Data entries:
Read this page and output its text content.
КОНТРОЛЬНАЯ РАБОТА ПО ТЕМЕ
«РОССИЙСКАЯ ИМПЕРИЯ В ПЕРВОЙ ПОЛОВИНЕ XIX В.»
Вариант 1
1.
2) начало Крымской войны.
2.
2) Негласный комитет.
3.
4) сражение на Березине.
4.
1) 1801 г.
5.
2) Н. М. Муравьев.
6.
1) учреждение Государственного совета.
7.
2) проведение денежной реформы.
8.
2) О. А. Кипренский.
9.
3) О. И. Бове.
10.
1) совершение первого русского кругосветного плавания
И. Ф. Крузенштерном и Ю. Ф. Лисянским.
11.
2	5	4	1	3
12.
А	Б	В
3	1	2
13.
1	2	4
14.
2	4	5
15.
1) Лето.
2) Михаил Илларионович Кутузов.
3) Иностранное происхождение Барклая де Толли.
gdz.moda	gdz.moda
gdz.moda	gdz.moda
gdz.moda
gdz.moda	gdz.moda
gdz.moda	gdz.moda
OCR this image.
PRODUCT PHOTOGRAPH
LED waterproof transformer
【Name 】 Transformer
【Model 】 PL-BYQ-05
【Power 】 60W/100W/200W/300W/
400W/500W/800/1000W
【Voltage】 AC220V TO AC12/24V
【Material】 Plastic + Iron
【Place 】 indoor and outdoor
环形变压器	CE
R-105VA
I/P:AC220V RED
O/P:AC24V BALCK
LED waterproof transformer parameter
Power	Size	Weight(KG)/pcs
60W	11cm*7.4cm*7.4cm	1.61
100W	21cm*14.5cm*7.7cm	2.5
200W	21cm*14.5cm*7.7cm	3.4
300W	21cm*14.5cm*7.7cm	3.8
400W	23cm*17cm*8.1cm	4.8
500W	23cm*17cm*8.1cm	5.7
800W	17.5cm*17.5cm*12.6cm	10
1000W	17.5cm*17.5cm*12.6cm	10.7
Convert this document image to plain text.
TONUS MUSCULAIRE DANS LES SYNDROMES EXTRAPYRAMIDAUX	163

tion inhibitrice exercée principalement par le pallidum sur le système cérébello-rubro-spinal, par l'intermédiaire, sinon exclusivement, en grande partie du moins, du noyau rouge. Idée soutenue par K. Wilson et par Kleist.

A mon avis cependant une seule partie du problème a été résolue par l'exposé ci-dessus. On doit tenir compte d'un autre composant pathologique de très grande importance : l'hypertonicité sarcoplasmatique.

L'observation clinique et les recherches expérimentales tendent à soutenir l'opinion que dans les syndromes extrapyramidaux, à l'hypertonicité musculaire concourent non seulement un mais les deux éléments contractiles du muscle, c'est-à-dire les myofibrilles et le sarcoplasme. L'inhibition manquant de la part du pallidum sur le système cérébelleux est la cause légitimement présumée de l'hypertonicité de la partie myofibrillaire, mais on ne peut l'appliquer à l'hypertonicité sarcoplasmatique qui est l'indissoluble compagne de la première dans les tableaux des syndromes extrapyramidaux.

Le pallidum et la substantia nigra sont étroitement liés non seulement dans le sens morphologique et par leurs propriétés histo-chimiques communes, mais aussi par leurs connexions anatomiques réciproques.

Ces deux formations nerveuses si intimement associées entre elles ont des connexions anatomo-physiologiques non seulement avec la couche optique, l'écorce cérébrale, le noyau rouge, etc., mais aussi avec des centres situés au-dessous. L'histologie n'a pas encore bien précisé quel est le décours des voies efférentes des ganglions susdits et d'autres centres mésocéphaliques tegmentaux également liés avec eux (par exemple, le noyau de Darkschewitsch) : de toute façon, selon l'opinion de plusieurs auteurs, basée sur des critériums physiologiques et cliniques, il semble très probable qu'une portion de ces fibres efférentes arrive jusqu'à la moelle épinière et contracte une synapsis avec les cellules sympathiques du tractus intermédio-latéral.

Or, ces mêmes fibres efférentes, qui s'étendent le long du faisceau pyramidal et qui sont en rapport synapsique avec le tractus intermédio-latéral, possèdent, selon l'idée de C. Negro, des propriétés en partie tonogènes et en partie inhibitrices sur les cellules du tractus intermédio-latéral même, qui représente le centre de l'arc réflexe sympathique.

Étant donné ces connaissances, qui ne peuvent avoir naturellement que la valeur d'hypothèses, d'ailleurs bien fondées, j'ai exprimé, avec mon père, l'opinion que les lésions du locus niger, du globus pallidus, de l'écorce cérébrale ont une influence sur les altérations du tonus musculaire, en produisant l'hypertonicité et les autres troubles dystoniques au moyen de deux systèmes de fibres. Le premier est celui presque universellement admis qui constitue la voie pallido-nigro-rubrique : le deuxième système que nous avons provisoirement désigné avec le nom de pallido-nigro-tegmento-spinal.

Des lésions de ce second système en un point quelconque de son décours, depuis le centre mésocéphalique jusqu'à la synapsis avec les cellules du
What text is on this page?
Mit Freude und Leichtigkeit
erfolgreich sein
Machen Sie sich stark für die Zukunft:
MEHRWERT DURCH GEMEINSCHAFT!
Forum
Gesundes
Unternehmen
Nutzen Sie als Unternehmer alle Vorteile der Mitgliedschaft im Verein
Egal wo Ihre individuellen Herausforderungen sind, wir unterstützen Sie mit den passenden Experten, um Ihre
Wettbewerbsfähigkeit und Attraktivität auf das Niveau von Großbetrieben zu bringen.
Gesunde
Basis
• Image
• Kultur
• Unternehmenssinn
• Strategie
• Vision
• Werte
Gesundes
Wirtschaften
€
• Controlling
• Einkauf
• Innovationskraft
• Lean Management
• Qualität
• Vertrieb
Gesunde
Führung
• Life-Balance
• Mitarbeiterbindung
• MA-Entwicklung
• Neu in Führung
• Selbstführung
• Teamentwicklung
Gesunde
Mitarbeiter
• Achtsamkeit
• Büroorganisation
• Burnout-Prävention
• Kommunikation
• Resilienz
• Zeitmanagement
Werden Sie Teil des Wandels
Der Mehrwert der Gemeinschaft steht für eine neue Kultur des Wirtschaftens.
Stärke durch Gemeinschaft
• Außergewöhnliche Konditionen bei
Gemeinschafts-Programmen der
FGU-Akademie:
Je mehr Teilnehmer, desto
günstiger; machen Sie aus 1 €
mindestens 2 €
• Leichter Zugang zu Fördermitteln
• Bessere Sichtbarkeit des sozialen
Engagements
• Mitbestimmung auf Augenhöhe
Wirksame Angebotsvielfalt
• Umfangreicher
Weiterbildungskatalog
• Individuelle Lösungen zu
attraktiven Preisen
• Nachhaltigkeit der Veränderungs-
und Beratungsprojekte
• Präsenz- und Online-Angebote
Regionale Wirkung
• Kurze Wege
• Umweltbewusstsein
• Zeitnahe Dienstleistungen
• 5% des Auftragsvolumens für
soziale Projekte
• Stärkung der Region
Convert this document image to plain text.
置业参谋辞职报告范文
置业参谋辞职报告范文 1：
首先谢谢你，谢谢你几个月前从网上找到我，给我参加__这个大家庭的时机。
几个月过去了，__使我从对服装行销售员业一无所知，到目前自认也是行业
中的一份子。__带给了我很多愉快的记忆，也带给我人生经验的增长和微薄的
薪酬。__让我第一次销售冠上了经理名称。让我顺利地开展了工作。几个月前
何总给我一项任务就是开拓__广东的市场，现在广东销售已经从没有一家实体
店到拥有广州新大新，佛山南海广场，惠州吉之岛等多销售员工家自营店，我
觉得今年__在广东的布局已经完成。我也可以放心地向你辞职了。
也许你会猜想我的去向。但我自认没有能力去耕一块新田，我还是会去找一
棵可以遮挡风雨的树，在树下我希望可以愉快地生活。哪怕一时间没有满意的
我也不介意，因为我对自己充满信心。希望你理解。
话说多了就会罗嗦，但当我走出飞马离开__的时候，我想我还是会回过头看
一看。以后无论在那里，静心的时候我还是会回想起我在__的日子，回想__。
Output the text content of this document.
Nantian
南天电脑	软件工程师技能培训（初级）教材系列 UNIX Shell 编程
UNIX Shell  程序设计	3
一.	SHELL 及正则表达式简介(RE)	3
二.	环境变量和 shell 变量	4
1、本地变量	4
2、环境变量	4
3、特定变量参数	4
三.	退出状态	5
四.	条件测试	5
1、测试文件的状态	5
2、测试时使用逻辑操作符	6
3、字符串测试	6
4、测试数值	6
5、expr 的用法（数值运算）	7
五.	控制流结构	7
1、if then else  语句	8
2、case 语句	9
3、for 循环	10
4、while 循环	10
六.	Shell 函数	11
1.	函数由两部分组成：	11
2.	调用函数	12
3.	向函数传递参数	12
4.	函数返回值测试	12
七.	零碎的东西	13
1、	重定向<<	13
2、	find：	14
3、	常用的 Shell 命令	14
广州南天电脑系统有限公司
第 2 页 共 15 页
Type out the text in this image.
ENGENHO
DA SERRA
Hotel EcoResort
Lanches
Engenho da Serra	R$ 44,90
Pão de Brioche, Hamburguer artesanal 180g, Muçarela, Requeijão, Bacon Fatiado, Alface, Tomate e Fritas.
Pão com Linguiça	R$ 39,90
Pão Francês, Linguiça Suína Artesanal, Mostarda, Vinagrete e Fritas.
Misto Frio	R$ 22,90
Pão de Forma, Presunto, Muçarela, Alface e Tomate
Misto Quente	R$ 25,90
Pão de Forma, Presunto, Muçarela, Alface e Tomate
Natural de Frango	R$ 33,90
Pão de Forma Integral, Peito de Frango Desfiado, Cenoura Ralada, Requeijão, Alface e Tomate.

__WORK INSTRUCTIONS__: Provide solely the number of lines in the data that include the word "this".

__WRITTEN REPLY__: 7